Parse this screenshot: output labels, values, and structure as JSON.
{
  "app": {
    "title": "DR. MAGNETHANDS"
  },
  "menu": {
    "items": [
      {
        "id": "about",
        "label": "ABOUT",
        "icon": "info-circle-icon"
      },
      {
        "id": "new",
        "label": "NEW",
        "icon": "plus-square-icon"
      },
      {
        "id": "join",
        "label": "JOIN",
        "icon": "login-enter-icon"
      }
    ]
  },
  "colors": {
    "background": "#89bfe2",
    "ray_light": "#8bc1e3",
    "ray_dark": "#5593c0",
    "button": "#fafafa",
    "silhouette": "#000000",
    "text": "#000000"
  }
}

────────────────

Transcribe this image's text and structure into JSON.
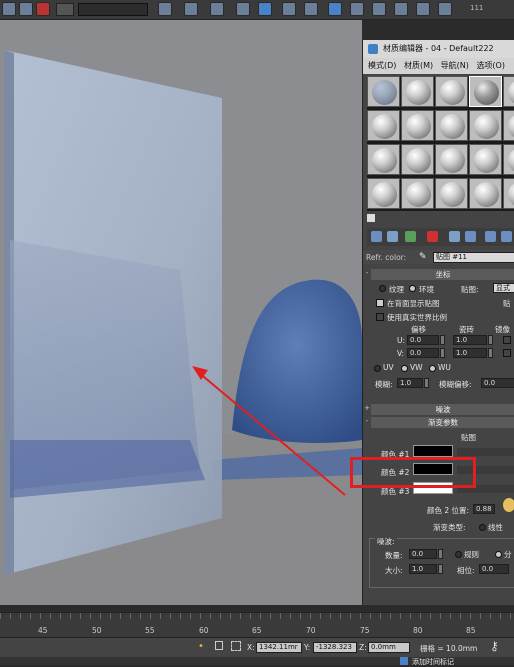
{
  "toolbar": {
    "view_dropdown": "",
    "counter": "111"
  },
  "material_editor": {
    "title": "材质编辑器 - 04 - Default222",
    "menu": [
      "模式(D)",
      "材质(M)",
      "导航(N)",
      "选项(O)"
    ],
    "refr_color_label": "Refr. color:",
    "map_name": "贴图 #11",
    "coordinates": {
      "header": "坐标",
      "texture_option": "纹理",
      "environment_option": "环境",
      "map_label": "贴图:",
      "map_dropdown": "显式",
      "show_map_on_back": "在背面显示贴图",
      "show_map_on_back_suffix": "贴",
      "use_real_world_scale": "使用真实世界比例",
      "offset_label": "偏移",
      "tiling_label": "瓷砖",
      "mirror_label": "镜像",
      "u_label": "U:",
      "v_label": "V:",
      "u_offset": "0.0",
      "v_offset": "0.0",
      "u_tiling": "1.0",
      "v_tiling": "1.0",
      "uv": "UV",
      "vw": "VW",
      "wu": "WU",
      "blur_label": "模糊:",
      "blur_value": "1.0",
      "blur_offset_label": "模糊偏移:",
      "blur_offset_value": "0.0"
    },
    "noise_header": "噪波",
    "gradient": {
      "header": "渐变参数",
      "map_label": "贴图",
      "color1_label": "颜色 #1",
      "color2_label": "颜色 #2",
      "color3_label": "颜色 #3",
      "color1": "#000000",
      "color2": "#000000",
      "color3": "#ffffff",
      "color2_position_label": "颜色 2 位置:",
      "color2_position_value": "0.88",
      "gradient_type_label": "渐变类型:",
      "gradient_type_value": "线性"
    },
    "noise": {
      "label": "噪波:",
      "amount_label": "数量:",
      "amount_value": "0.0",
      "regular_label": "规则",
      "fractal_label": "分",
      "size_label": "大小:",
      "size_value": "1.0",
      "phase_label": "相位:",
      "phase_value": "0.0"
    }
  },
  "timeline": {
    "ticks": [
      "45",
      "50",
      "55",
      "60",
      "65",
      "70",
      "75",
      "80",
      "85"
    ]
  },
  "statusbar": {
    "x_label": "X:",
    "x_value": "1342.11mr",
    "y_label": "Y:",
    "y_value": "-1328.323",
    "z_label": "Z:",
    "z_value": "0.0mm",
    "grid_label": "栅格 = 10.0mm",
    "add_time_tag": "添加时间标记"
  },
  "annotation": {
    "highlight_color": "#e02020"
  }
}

────────────────

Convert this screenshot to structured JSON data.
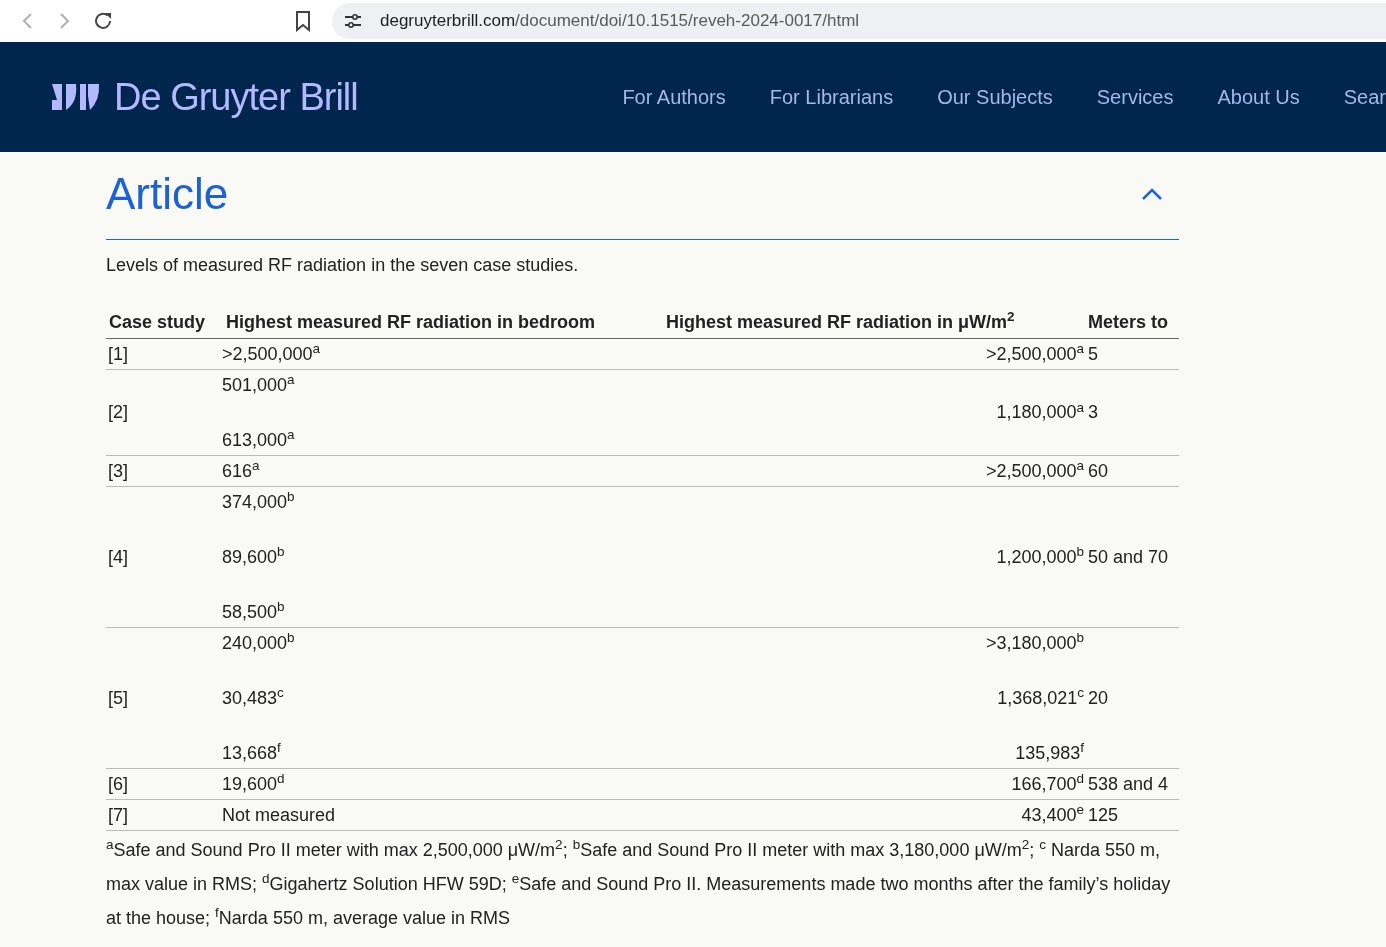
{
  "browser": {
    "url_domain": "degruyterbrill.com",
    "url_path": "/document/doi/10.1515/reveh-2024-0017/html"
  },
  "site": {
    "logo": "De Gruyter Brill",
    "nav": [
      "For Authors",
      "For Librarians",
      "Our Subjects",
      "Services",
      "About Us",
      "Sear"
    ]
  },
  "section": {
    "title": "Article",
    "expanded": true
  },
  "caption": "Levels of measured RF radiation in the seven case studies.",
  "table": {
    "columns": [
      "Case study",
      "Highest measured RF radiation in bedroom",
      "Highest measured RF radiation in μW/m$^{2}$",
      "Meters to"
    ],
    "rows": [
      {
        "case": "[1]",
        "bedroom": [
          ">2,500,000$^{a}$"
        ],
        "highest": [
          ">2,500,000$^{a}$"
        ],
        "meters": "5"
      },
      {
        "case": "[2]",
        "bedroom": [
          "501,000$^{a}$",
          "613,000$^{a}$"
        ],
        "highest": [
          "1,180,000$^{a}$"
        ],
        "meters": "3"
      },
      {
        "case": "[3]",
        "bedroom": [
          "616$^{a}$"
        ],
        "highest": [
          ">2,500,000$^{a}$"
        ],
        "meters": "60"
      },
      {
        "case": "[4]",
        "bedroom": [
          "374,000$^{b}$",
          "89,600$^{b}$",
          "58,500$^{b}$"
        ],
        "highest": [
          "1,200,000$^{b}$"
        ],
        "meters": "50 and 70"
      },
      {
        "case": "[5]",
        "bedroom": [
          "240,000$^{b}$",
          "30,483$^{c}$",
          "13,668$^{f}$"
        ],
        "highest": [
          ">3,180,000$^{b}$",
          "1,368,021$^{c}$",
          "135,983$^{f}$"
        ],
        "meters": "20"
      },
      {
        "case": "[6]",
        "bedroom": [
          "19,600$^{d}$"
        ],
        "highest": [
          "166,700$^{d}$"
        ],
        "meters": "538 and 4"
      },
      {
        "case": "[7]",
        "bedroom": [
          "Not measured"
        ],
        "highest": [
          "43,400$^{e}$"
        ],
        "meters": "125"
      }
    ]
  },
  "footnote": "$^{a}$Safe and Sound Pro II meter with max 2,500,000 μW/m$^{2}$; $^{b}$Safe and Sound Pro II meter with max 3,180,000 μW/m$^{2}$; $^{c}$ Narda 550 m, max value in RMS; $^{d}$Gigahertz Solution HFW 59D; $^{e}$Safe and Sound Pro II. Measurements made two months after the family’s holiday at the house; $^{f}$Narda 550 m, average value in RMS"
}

────────────────

**THE EXERCISE**. Go over the entries above and say how many lines hold the string "icon", with no other text.

**RESULT**. 3